> DIRECTION:
Each line of the material must be repeated precisely, with the pictures left out.

Dataset records
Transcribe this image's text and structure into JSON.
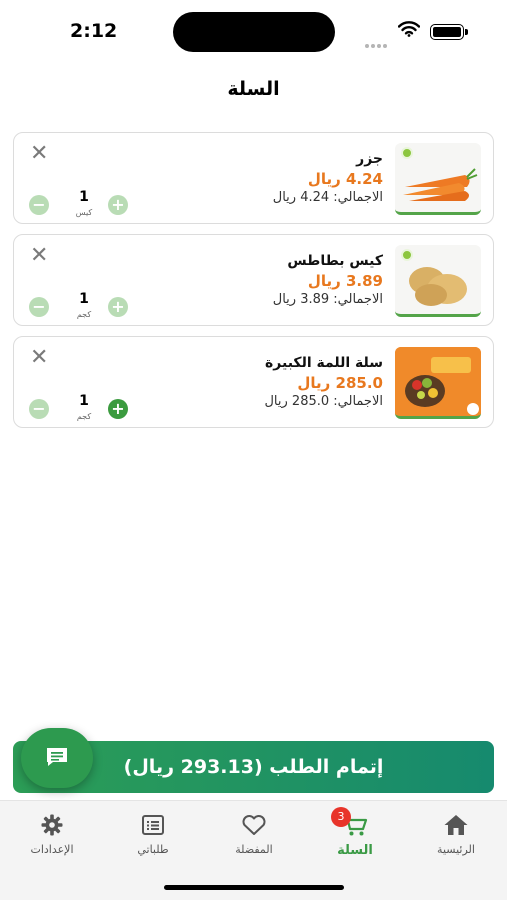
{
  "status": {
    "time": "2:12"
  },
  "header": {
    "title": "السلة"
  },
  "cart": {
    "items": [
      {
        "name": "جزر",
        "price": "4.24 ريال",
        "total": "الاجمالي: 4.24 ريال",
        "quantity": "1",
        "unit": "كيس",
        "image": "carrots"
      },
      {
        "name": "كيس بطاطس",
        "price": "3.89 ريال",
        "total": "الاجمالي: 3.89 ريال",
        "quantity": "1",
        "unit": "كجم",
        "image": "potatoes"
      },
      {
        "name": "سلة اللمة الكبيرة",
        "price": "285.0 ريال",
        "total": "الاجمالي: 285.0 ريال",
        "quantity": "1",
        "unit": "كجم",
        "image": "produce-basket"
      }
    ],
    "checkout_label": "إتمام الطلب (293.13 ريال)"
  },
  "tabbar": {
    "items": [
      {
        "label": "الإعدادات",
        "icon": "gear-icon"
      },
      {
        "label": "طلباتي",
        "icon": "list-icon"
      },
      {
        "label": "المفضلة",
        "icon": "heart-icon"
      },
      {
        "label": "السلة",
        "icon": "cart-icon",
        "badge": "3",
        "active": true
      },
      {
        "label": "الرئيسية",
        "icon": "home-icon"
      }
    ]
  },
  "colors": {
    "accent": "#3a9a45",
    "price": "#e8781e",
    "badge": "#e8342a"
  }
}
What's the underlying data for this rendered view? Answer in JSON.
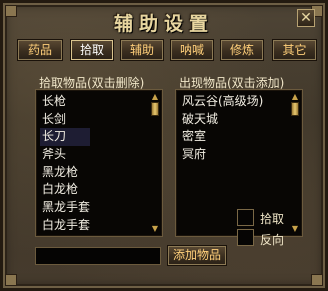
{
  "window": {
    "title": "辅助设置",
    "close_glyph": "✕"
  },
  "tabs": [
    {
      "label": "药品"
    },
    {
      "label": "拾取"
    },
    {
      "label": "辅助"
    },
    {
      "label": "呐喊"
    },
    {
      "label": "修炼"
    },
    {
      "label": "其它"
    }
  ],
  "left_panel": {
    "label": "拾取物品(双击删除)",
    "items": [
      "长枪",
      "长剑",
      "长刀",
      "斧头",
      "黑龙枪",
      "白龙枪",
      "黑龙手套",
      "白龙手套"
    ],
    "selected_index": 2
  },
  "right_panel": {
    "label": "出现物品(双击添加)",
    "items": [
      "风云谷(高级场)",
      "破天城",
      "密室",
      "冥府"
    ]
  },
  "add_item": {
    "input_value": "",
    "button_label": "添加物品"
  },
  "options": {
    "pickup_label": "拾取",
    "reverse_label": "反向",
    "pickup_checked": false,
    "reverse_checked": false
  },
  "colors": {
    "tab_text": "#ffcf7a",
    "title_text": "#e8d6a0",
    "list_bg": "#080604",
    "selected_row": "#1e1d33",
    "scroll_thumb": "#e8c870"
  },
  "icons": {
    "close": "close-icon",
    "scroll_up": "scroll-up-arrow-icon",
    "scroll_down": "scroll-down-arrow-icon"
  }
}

> SOLUTION:
Transcribe this image's text and structure into JSON.
{
  "status": {
    "time": "2:12"
  },
  "header": {
    "title": "السلة"
  },
  "cart": {
    "items": [
      {
        "name": "جزر",
        "price": "4.24 ريال",
        "total": "الاجمالي: 4.24 ريال",
        "quantity": "1",
        "unit": "كيس",
        "image": "carrots"
      },
      {
        "name": "كيس بطاطس",
        "price": "3.89 ريال",
        "total": "الاجمالي: 3.89 ريال",
        "quantity": "1",
        "unit": "كجم",
        "image": "potatoes"
      },
      {
        "name": "سلة اللمة الكبيرة",
        "price": "285.0 ريال",
        "total": "الاجمالي: 285.0 ريال",
        "quantity": "1",
        "unit": "كجم",
        "image": "produce-basket"
      }
    ],
    "checkout_label": "إتمام الطلب (293.13 ريال)"
  },
  "tabbar": {
    "items": [
      {
        "label": "الإعدادات",
        "icon": "gear-icon"
      },
      {
        "label": "طلباتي",
        "icon": "list-icon"
      },
      {
        "label": "المفضلة",
        "icon": "heart-icon"
      },
      {
        "label": "السلة",
        "icon": "cart-icon",
        "badge": "3",
        "active": true
      },
      {
        "label": "الرئيسية",
        "icon": "home-icon"
      }
    ]
  },
  "colors": {
    "accent": "#3a9a45",
    "price": "#e8781e",
    "badge": "#e8342a"
  }
}
What's the underlying data for this rendered view? Answer in JSON.
{
  "window": {
    "title": "辅助设置",
    "close_glyph": "✕"
  },
  "tabs": [
    {
      "label": "药品"
    },
    {
      "label": "拾取"
    },
    {
      "label": "辅助"
    },
    {
      "label": "呐喊"
    },
    {
      "label": "修炼"
    },
    {
      "label": "其它"
    }
  ],
  "left_panel": {
    "label": "拾取物品(双击删除)",
    "items": [
      "长枪",
      "长剑",
      "长刀",
      "斧头",
      "黑龙枪",
      "白龙枪",
      "黑龙手套",
      "白龙手套"
    ],
    "selected_index": 2
  },
  "right_panel": {
    "label": "出现物品(双击添加)",
    "items": [
      "风云谷(高级场)",
      "破天城",
      "密室",
      "冥府"
    ]
  },
  "add_item": {
    "input_value": "",
    "button_label": "添加物品"
  },
  "options": {
    "pickup_label": "拾取",
    "reverse_label": "反向",
    "pickup_checked": false,
    "reverse_checked": false
  },
  "colors": {
    "tab_text": "#ffcf7a",
    "title_text": "#e8d6a0",
    "list_bg": "#080604",
    "selected_row": "#1e1d33",
    "scroll_thumb": "#e8c870"
  },
  "icons": {
    "close": "close-icon",
    "scroll_up": "scroll-up-arrow-icon",
    "scroll_down": "scroll-down-arrow-icon"
  }
}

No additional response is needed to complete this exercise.